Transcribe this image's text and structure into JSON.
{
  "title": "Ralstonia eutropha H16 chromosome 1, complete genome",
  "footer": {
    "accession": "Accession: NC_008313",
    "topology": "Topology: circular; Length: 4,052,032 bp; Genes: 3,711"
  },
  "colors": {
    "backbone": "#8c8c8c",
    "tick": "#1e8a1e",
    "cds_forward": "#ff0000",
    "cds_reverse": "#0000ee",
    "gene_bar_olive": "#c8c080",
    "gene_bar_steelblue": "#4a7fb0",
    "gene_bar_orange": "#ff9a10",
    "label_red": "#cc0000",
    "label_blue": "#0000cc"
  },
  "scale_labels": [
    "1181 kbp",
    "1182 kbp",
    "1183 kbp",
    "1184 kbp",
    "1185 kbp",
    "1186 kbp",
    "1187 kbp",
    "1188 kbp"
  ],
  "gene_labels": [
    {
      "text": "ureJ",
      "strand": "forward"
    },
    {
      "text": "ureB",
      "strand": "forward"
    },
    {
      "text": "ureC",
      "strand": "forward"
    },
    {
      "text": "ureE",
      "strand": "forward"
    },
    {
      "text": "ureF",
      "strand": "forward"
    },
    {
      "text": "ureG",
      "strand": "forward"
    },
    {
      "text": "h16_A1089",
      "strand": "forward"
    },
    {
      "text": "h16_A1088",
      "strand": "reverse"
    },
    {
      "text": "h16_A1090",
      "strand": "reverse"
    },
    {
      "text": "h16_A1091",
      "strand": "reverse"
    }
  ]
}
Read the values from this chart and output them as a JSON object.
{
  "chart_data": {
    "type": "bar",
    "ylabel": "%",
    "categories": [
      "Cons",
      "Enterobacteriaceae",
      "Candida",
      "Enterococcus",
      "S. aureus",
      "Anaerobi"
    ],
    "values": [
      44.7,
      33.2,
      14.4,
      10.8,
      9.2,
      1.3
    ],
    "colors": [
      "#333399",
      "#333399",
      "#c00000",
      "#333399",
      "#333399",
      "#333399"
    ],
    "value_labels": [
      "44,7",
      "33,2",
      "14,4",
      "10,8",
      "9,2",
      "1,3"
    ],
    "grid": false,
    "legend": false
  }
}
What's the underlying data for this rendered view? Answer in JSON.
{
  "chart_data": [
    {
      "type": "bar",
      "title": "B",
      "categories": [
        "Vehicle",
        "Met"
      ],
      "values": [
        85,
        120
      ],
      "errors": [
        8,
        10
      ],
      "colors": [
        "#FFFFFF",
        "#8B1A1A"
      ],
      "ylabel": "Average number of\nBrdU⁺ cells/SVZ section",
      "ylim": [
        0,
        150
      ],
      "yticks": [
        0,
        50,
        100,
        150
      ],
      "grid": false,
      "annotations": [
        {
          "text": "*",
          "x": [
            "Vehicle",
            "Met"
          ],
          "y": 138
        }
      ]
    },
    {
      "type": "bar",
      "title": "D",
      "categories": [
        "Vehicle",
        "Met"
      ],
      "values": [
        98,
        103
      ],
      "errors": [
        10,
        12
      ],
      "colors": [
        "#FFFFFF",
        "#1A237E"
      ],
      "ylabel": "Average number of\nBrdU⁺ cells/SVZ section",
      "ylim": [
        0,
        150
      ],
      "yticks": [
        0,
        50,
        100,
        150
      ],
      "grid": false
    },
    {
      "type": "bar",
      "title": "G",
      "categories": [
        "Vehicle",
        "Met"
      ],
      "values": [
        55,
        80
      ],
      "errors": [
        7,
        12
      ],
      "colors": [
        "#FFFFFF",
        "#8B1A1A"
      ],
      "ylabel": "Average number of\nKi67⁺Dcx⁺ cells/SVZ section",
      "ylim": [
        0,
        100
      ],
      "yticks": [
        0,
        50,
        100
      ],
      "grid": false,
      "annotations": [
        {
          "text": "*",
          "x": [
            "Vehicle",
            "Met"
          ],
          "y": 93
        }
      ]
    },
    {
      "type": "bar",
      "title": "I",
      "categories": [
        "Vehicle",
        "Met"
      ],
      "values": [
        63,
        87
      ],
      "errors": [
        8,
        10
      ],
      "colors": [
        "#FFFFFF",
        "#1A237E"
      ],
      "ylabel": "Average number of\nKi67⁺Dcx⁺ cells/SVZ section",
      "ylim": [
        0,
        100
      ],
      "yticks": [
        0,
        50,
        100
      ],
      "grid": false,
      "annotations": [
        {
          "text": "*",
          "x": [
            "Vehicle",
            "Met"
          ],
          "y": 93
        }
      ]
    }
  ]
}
━━━━━━━━━━━━━━━━━━━━
TASK DETAILS — Extract every entry above as it appears.

ANSWER TO THE EXERCISE —
Transcribe this image's text and structure into JSON.
{
  "title": "Ralstonia eutropha H16 chromosome 1, complete genome",
  "footer": {
    "accession": "Accession: NC_008313",
    "topology": "Topology: circular; Length: 4,052,032 bp; Genes: 3,711"
  },
  "colors": {
    "backbone": "#8c8c8c",
    "tick": "#1e8a1e",
    "cds_forward": "#ff0000",
    "cds_reverse": "#0000ee",
    "gene_bar_olive": "#c8c080",
    "gene_bar_steelblue": "#4a7fb0",
    "gene_bar_orange": "#ff9a10",
    "label_red": "#cc0000",
    "label_blue": "#0000cc"
  },
  "scale_labels": [
    "1181 kbp",
    "1182 kbp",
    "1183 kbp",
    "1184 kbp",
    "1185 kbp",
    "1186 kbp",
    "1187 kbp",
    "1188 kbp"
  ],
  "gene_labels": [
    {
      "text": "ureJ",
      "strand": "forward"
    },
    {
      "text": "ureB",
      "strand": "forward"
    },
    {
      "text": "ureC",
      "strand": "forward"
    },
    {
      "text": "ureE",
      "strand": "forward"
    },
    {
      "text": "ureF",
      "strand": "forward"
    },
    {
      "text": "ureG",
      "strand": "forward"
    },
    {
      "text": "h16_A1089",
      "strand": "forward"
    },
    {
      "text": "h16_A1088",
      "strand": "reverse"
    },
    {
      "text": "h16_A1090",
      "strand": "reverse"
    },
    {
      "text": "h16_A1091",
      "strand": "reverse"
    }
  ]
}
Read the values from this chart and output them as a JSON object.
{
  "chart_data": {
    "type": "bar",
    "ylabel": "%",
    "categories": [
      "Cons",
      "Enterobacteriaceae",
      "Candida",
      "Enterococcus",
      "S. aureus",
      "Anaerobi"
    ],
    "values": [
      44.7,
      33.2,
      14.4,
      10.8,
      9.2,
      1.3
    ],
    "colors": [
      "#333399",
      "#333399",
      "#c00000",
      "#333399",
      "#333399",
      "#333399"
    ],
    "value_labels": [
      "44,7",
      "33,2",
      "14,4",
      "10,8",
      "9,2",
      "1,3"
    ],
    "grid": false,
    "legend": false
  }
}
What's the underlying data for this rendered view? Answer in JSON.
{
  "chart_data": [
    {
      "type": "bar",
      "title": "B",
      "categories": [
        "Vehicle",
        "Met"
      ],
      "values": [
        85,
        120
      ],
      "errors": [
        8,
        10
      ],
      "colors": [
        "#FFFFFF",
        "#8B1A1A"
      ],
      "ylabel": "Average number of\nBrdU⁺ cells/SVZ section",
      "ylim": [
        0,
        150
      ],
      "yticks": [
        0,
        50,
        100,
        150
      ],
      "grid": false,
      "annotations": [
        {
          "text": "*",
          "x": [
            "Vehicle",
            "Met"
          ],
          "y": 138
        }
      ]
    },
    {
      "type": "bar",
      "title": "D",
      "categories": [
        "Vehicle",
        "Met"
      ],
      "values": [
        98,
        103
      ],
      "errors": [
        10,
        12
      ],
      "colors": [
        "#FFFFFF",
        "#1A237E"
      ],
      "ylabel": "Average number of\nBrdU⁺ cells/SVZ section",
      "ylim": [
        0,
        150
      ],
      "yticks": [
        0,
        50,
        100,
        150
      ],
      "grid": false
    },
    {
      "type": "bar",
      "title": "G",
      "categories": [
        "Vehicle",
        "Met"
      ],
      "values": [
        55,
        80
      ],
      "errors": [
        7,
        12
      ],
      "colors": [
        "#FFFFFF",
        "#8B1A1A"
      ],
      "ylabel": "Average number of\nKi67⁺Dcx⁺ cells/SVZ section",
      "ylim": [
        0,
        100
      ],
      "yticks": [
        0,
        50,
        100
      ],
      "grid": false,
      "annotations": [
        {
          "text": "*",
          "x": [
            "Vehicle",
            "Met"
          ],
          "y": 93
        }
      ]
    },
    {
      "type": "bar",
      "title": "I",
      "categories": [
        "Vehicle",
        "Met"
      ],
      "values": [
        63,
        87
      ],
      "errors": [
        8,
        10
      ],
      "colors": [
        "#FFFFFF",
        "#1A237E"
      ],
      "ylabel": "Average number of\nKi67⁺Dcx⁺ cells/SVZ section",
      "ylim": [
        0,
        100
      ],
      "yticks": [
        0,
        50,
        100
      ],
      "grid": false,
      "annotations": [
        {
          "text": "*",
          "x": [
            "Vehicle",
            "Met"
          ],
          "y": 93
        }
      ]
    }
  ]
}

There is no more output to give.